■ **WRITTEN INSTRUCTION**: Go through the data below and gather each line containing "folder".

__________________________________________________

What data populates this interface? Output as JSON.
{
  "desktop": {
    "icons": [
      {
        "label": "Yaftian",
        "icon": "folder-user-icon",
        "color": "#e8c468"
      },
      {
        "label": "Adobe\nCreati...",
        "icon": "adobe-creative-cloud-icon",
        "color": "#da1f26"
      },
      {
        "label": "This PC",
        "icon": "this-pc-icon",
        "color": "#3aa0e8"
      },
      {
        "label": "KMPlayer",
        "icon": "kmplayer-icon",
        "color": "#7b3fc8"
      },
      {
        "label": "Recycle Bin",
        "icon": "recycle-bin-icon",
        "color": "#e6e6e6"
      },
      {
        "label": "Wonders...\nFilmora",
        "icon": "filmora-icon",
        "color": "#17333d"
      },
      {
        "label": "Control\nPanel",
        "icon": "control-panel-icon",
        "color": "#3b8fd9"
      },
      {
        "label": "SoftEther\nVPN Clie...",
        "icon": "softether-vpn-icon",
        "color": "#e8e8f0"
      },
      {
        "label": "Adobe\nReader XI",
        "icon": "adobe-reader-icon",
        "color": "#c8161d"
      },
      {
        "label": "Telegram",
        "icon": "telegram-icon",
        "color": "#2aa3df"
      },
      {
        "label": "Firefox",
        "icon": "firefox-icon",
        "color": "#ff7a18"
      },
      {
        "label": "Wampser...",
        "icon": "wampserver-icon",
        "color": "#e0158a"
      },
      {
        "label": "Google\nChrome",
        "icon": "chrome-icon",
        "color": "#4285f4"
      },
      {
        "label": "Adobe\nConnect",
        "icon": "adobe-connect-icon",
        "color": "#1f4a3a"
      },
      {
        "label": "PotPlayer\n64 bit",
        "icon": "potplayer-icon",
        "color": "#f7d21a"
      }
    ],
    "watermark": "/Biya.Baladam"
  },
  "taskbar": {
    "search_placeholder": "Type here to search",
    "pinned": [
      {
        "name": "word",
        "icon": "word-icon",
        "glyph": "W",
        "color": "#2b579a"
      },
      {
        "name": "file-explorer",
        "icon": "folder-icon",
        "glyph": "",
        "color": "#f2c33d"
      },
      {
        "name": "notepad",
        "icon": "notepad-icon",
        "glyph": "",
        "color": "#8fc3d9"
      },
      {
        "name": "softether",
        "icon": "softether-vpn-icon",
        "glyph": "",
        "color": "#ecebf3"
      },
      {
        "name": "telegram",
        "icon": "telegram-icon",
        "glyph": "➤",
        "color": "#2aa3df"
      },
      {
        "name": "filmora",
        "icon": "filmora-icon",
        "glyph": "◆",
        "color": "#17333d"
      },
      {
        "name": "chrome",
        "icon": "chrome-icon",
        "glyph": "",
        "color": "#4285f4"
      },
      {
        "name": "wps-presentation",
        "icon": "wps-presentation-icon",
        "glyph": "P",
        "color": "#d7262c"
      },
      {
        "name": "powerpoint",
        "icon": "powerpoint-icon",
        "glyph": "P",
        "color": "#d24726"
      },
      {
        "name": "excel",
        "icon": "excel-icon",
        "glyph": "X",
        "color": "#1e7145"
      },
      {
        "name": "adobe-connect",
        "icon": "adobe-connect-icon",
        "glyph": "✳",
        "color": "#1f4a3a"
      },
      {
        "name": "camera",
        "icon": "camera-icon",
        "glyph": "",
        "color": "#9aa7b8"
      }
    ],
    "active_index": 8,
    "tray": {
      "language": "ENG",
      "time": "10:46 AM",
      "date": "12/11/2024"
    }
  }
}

__________________________________________________

■ **FINISHED TASK**:
        "icon": "folder-user-icon",
        "icon": "folder-icon",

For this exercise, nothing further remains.